> **TASK OBJECTIVE**
Restate word for word the lines from the one containing "What data was" through the end of the listing below, with both ends included.

--------

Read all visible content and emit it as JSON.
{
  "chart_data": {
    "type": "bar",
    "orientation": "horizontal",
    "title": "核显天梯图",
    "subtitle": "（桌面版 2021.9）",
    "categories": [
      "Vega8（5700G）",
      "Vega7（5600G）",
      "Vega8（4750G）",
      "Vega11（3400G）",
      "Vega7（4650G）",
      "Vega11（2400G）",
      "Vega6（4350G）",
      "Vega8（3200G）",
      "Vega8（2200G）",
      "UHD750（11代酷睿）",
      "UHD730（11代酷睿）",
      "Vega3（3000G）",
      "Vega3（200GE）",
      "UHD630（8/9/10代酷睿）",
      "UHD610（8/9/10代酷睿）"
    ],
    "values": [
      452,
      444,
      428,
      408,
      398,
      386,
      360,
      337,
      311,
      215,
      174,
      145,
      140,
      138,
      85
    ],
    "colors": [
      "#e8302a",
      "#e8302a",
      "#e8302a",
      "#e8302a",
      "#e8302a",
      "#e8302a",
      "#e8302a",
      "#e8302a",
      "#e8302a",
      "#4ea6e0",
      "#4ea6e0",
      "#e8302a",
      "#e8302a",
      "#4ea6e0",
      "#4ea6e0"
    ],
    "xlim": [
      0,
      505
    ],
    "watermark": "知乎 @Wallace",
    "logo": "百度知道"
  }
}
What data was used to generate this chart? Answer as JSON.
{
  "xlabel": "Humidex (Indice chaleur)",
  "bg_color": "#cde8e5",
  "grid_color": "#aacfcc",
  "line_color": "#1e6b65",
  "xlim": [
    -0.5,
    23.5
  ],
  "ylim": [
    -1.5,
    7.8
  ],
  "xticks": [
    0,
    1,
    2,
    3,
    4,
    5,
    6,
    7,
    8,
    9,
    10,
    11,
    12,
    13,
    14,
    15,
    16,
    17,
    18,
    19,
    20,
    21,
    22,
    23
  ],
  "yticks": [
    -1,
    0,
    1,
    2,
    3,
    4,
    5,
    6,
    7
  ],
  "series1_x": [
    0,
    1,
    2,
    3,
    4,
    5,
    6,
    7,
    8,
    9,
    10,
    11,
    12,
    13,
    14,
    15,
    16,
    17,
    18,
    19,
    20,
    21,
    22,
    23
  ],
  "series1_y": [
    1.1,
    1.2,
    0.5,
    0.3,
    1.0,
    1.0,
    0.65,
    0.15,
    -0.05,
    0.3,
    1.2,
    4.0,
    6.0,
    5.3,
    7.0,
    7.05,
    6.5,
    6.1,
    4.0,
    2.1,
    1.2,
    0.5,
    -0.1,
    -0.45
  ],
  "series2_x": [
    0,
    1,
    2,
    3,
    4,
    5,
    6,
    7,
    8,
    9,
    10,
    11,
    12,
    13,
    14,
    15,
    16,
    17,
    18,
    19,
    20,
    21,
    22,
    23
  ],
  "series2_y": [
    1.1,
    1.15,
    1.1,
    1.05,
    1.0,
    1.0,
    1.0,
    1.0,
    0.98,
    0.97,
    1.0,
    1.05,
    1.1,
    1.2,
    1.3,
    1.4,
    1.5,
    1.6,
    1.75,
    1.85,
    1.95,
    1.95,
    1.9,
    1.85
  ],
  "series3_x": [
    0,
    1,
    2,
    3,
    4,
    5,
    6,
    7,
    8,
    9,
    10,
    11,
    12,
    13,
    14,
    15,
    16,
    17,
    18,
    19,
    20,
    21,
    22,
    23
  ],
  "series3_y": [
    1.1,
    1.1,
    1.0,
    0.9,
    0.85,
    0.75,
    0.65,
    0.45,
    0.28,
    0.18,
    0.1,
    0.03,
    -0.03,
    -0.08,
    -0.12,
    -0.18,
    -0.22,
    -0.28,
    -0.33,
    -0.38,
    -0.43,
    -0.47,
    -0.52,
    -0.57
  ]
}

--------

> **EXPECTED OUTPUT**
What data was used to generate this chart? Answer as JSON.
{
  "xlabel": "Humidex (Indice chaleur)",
  "bg_color": "#cde8e5",
  "grid_color": "#aacfcc",
  "line_color": "#1e6b65",
  "xlim": [
    -0.5,
    23.5
  ],
  "ylim": [
    -1.5,
    7.8
  ],
  "xticks": [
    0,
    1,
    2,
    3,
    4,
    5,
    6,
    7,
    8,
    9,
    10,
    11,
    12,
    13,
    14,
    15,
    16,
    17,
    18,
    19,
    20,
    21,
    22,
    23
  ],
  "yticks": [
    -1,
    0,
    1,
    2,
    3,
    4,
    5,
    6,
    7
  ],
  "series1_x": [
    0,
    1,
    2,
    3,
    4,
    5,
    6,
    7,
    8,
    9,
    10,
    11,
    12,
    13,
    14,
    15,
    16,
    17,
    18,
    19,
    20,
    21,
    22,
    23
  ],
  "series1_y": [
    1.1,
    1.2,
    0.5,
    0.3,
    1.0,
    1.0,
    0.65,
    0.15,
    -0.05,
    0.3,
    1.2,
    4.0,
    6.0,
    5.3,
    7.0,
    7.05,
    6.5,
    6.1,
    4.0,
    2.1,
    1.2,
    0.5,
    -0.1,
    -0.45
  ],
  "series2_x": [
    0,
    1,
    2,
    3,
    4,
    5,
    6,
    7,
    8,
    9,
    10,
    11,
    12,
    13,
    14,
    15,
    16,
    17,
    18,
    19,
    20,
    21,
    22,
    23
  ],
  "series2_y": [
    1.1,
    1.15,
    1.1,
    1.05,
    1.0,
    1.0,
    1.0,
    1.0,
    0.98,
    0.97,
    1.0,
    1.05,
    1.1,
    1.2,
    1.3,
    1.4,
    1.5,
    1.6,
    1.75,
    1.85,
    1.95,
    1.95,
    1.9,
    1.85
  ],
  "series3_x": [
    0,
    1,
    2,
    3,
    4,
    5,
    6,
    7,
    8,
    9,
    10,
    11,
    12,
    13,
    14,
    15,
    16,
    17,
    18,
    19,
    20,
    21,
    22,
    23
  ],
  "series3_y": [
    1.1,
    1.1,
    1.0,
    0.9,
    0.85,
    0.75,
    0.65,
    0.45,
    0.28,
    0.18,
    0.1,
    0.03,
    -0.03,
    -0.08,
    -0.12,
    -0.18,
    -0.22,
    -0.28,
    -0.33,
    -0.38,
    -0.43,
    -0.47,
    -0.52,
    -0.57
  ]
}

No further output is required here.